## WRITTEN REQUEST
Without the pictures, copy the entries below word for word.

==*==

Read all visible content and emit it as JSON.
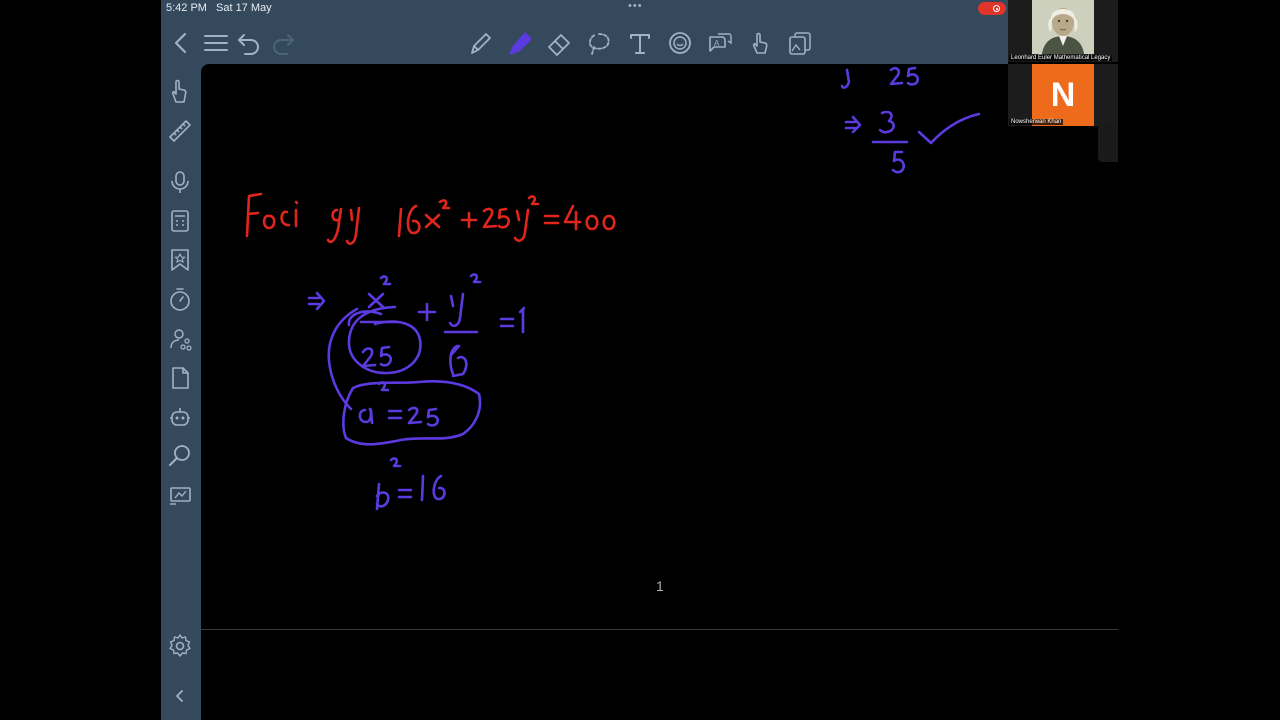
{
  "status_bar": {
    "time": "5:42 PM",
    "date": "Sat 17 May",
    "dots": "•••"
  },
  "toolbar": {
    "left": [
      {
        "name": "back-icon"
      },
      {
        "name": "menu-icon"
      },
      {
        "name": "undo-icon"
      },
      {
        "name": "redo-icon"
      }
    ],
    "tools": [
      {
        "name": "pen-tool-icon"
      },
      {
        "name": "highlighter-tool-icon",
        "selected": true
      },
      {
        "name": "eraser-tool-icon"
      },
      {
        "name": "lasso-tool-icon"
      },
      {
        "name": "text-tool-icon"
      },
      {
        "name": "sticker-tool-icon"
      },
      {
        "name": "translate-tool-icon"
      },
      {
        "name": "hand-tool-icon"
      },
      {
        "name": "image-tool-icon"
      }
    ]
  },
  "sidebar": {
    "items": [
      "pointer-hand-icon",
      "ruler-icon",
      "microphone-icon",
      "calculator-icon",
      "bookmark-icon",
      "timer-icon",
      "share-icon",
      "page-icon",
      "robot-icon",
      "search-icon",
      "presentation-icon"
    ],
    "bottom": [
      "settings-icon",
      "collapse-icon"
    ]
  },
  "canvas": {
    "page_number": "1",
    "handwriting_red": "Foci of 16x² + 25y² = 400",
    "handwriting_blue": [
      "=> x²/25 + y²/16 = 1",
      "a² = 25",
      "b² = 16",
      "√25",
      "=> 3/5"
    ]
  },
  "video_panel": {
    "participants": [
      {
        "name": "Leonhard Euler Mathematical Legacy",
        "kind": "portrait"
      },
      {
        "name": "Nowsherwan Khan",
        "initial": "N"
      }
    ]
  },
  "colors": {
    "toolbar_bg": "#34495c",
    "icon": "#9fb3c4",
    "highlighter": "#5b3ae0",
    "ink_red": "#e0261c",
    "ink_blue": "#5b3ae0",
    "avatar": "#ef6b1c",
    "record": "#e0352b"
  }
}
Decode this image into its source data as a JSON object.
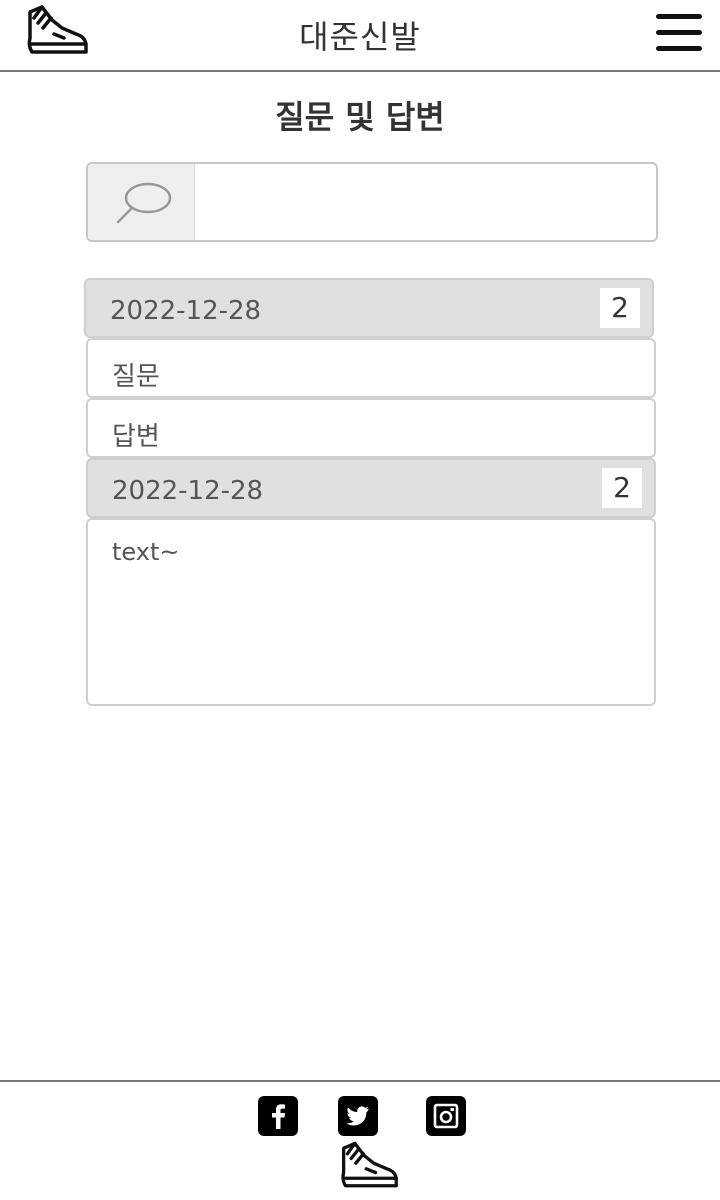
{
  "header": {
    "site_title": "대준신발",
    "logo_icon": "sneaker-icon",
    "menu_icon": "hamburger-menu-icon"
  },
  "page": {
    "title": "질문 및 답변"
  },
  "search": {
    "icon": "search-icon",
    "value": "",
    "placeholder": ""
  },
  "qa_items": [
    {
      "date": "2022-12-28",
      "count": "2",
      "question_label": "질문",
      "answer_label": "답변"
    },
    {
      "date": "2022-12-28",
      "count": "2",
      "body_text": "text~"
    }
  ],
  "footer": {
    "social_icons": [
      "facebook-icon",
      "twitter-icon",
      "instagram-icon"
    ],
    "logo_icon": "sneaker-icon"
  }
}
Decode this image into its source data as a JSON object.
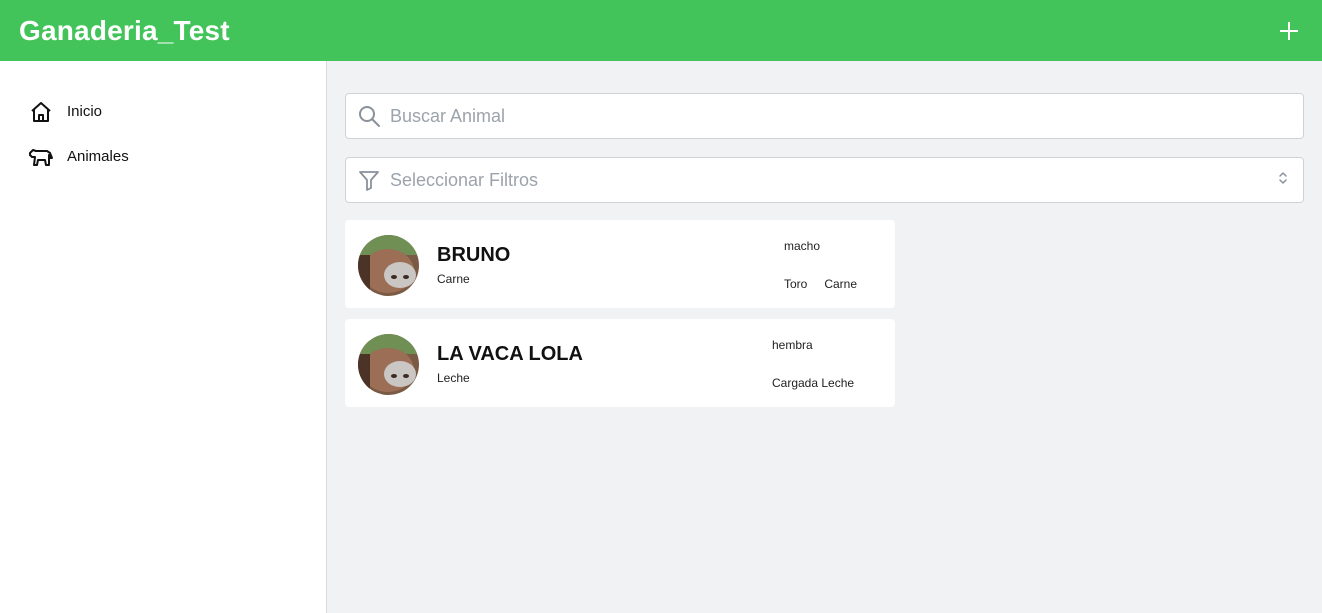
{
  "header": {
    "title": "Ganaderia_Test",
    "add_icon": "plus-icon"
  },
  "colors": {
    "accent": "#43c45a",
    "background": "#f1f2f4"
  },
  "sidebar": {
    "items": [
      {
        "label": "Inicio",
        "icon": "home-icon"
      },
      {
        "label": "Animales",
        "icon": "animal-icon"
      }
    ]
  },
  "search": {
    "placeholder": "Buscar Animal",
    "value": "",
    "icon": "search-icon"
  },
  "filters": {
    "placeholder": "Seleccionar Filtros",
    "icon": "filter-icon"
  },
  "animals": [
    {
      "name": "BRUNO",
      "type": "Carne",
      "sex": "macho",
      "tags": [
        "Toro",
        "Carne"
      ]
    },
    {
      "name": "LA VACA LOLA",
      "type": "Leche",
      "sex": "hembra",
      "tags": [
        "Cargada",
        "Leche"
      ]
    }
  ]
}
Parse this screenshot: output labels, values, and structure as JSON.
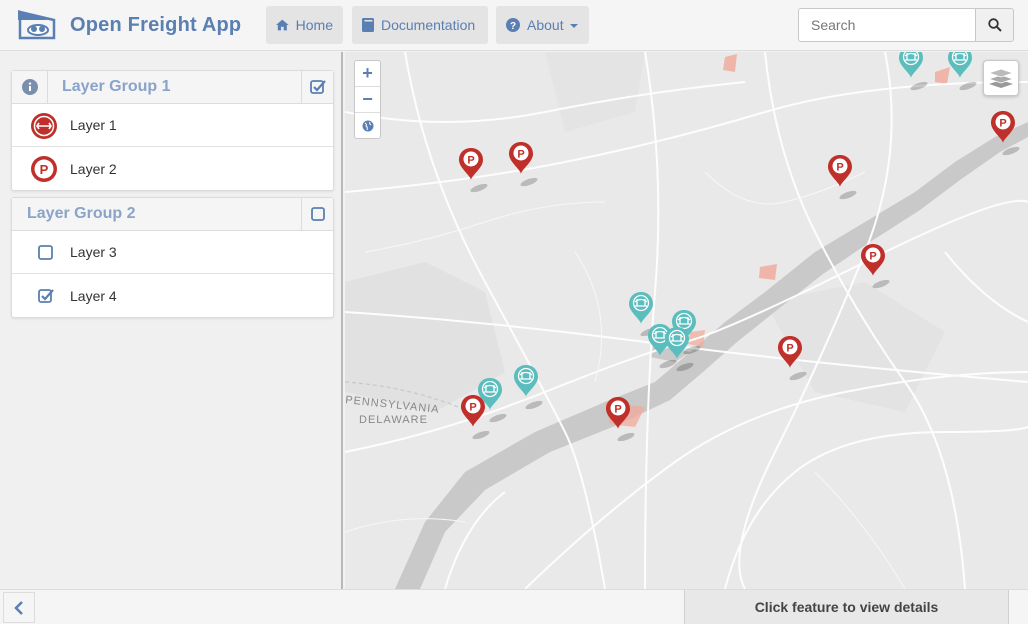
{
  "app": {
    "title": "Open Freight App"
  },
  "nav": {
    "home_label": "Home",
    "docs_label": "Documentation",
    "about_label": "About"
  },
  "search": {
    "placeholder": "Search",
    "value": ""
  },
  "sidebar": {
    "groups": [
      {
        "title": "Layer Group 1",
        "checked": true,
        "layers": [
          {
            "label": "Layer 1",
            "icon": "rail-crossing-marker-icon"
          },
          {
            "label": "Layer 2",
            "icon": "parking-marker-icon"
          }
        ]
      },
      {
        "title": "Layer Group 2",
        "checked": false,
        "layers": [
          {
            "label": "Layer 3",
            "checked": false
          },
          {
            "label": "Layer 4",
            "checked": true
          }
        ]
      }
    ]
  },
  "map": {
    "labels": [
      "PENNSYLVANIA",
      "DELAWARE"
    ],
    "zoom_in": "+",
    "zoom_out": "−"
  },
  "footer": {
    "status": "Click feature to view details"
  },
  "colors": {
    "accent": "#5a7fb3",
    "parking_marker": "#c0302b",
    "bridge_marker": "#5bbdbd",
    "water": "#c9c9c9",
    "urban": "#f0a898"
  }
}
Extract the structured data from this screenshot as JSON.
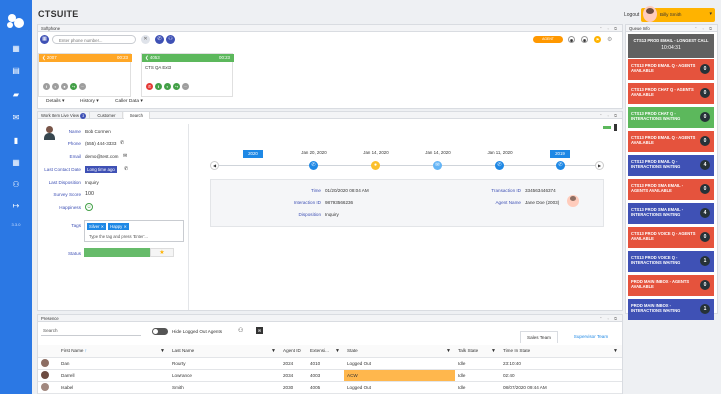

==*==

## RESULT OF THIS EXERCISE
Read all visible content and emit it as JSON.
{
  "status_bar": {
    "time": "5:42 PM",
    "date": "Sat 17 May",
    "dots": "•••"
  },
  "toolbar": {
    "left": [
      {
        "name": "back-icon"
      },
      {
        "name": "menu-icon"
      },
      {
        "name": "undo-icon"
      },
      {
        "name": "redo-icon"
      }
    ],
    "tools": [
      {
        "name": "pen-tool-icon"
      },
      {
        "name": "highlighter-tool-icon",
        "selected": true
      },
      {
        "name": "eraser-tool-icon"
      },
      {
        "name": "lasso-tool-icon"
      },
      {
        "name": "text-tool-icon"
      },
      {
        "name": "sticker-tool-icon"
      },
      {
        "name": "translate-tool-icon"
      },
      {
        "name": "hand-tool-icon"
      },
      {
        "name": "image-tool-icon"
      }
    ]
  },
  "sidebar": {
    "items": [
      "pointer-hand-icon",
      "ruler-icon",
      "microphone-icon",
      "calculator-icon",
      "bookmark-icon",
      "timer-icon",
      "share-icon",
      "page-icon",
      "robot-icon",
      "search-icon",
      "presentation-icon"
    ],
    "bottom": [
      "settings-icon",
      "collapse-icon"
    ]
  },
  "canvas": {
    "page_number": "1",
    "handwriting_red": "Foci of 16x² + 25y² = 400",
    "handwriting_blue": [
      "=> x²/25 + y²/16 = 1",
      "a² = 25",
      "b² = 16",
      "√25",
      "=> 3/5"
    ]
  },
  "video_panel": {
    "participants": [
      {
        "name": "Leonhard Euler Mathematical Legacy",
        "kind": "portrait"
      },
      {
        "name": "Nowsherwan Khan",
        "initial": "N"
      }
    ]
  },
  "colors": {
    "toolbar_bg": "#34495c",
    "icon": "#9fb3c4",
    "highlighter": "#5b3ae0",
    "ink_red": "#e0261c",
    "ink_blue": "#5b3ae0",
    "avatar": "#ef6b1c",
    "record": "#e0352b"
  }
}
Decode this image into its source data as a JSON object.
{
  "header": {
    "site_title": "대준신발",
    "logo_icon": "sneaker-icon",
    "menu_icon": "hamburger-menu-icon"
  },
  "page": {
    "title": "질문 및 답변"
  },
  "search": {
    "icon": "search-icon",
    "value": "",
    "placeholder": ""
  },
  "qa_items": [
    {
      "date": "2022-12-28",
      "count": "2",
      "question_label": "질문",
      "answer_label": "답변"
    },
    {
      "date": "2022-12-28",
      "count": "2",
      "body_text": "text~"
    }
  ],
  "footer": {
    "social_icons": [
      "facebook-icon",
      "twitter-icon",
      "instagram-icon"
    ],
    "logo_icon": "sneaker-icon"
  }
}
Decode this image into its source data as a JSON object.
{
  "header": {
    "title": "Ganaderia_Test",
    "add_icon": "plus-icon"
  },
  "colors": {
    "accent": "#43c45a",
    "background": "#f1f2f4"
  },
  "sidebar": {
    "items": [
      {
        "label": "Inicio",
        "icon": "home-icon"
      },
      {
        "label": "Animales",
        "icon": "animal-icon"
      }
    ]
  },
  "search": {
    "placeholder": "Buscar Animal",
    "value": "",
    "icon": "search-icon"
  },
  "filters": {
    "placeholder": "Seleccionar Filtros",
    "icon": "filter-icon"
  },
  "animals": [
    {
      "name": "BRUNO",
      "type": "Carne",
      "sex": "macho",
      "tags": [
        "Toro",
        "Carne"
      ]
    },
    {
      "name": "LA VACA LOLA",
      "type": "Leche",
      "sex": "hembra",
      "tags": [
        "Cargada",
        "Leche"
      ]
    }
  ]
}
Parse this screenshot: output labels, values, and structure as JSON.
{
  "app": {
    "title": "Open Freight App"
  },
  "nav": {
    "home_label": "Home",
    "docs_label": "Documentation",
    "about_label": "About"
  },
  "search": {
    "placeholder": "Search",
    "value": ""
  },
  "sidebar": {
    "groups": [
      {
        "title": "Layer Group 1",
        "checked": true,
        "layers": [
          {
            "label": "Layer 1",
            "icon": "rail-crossing-marker-icon"
          },
          {
            "label": "Layer 2",
            "icon": "parking-marker-icon"
          }
        ]
      },
      {
        "title": "Layer Group 2",
        "checked": false,
        "layers": [
          {
            "label": "Layer 3",
            "checked": false
          },
          {
            "label": "Layer 4",
            "checked": true
          }
        ]
      }
    ]
  },
  "map": {
    "labels": [
      "PENNSYLVANIA",
      "DELAWARE"
    ],
    "zoom_in": "+",
    "zoom_out": "−"
  },
  "footer": {
    "status": "Click feature to view details"
  },
  "colors": {
    "accent": "#5a7fb3",
    "parking_marker": "#c0302b",
    "bridge_marker": "#5bbdbd",
    "water": "#c9c9c9",
    "urban": "#f0a898"
  }
}
Extract the structured data from this screenshot as JSON.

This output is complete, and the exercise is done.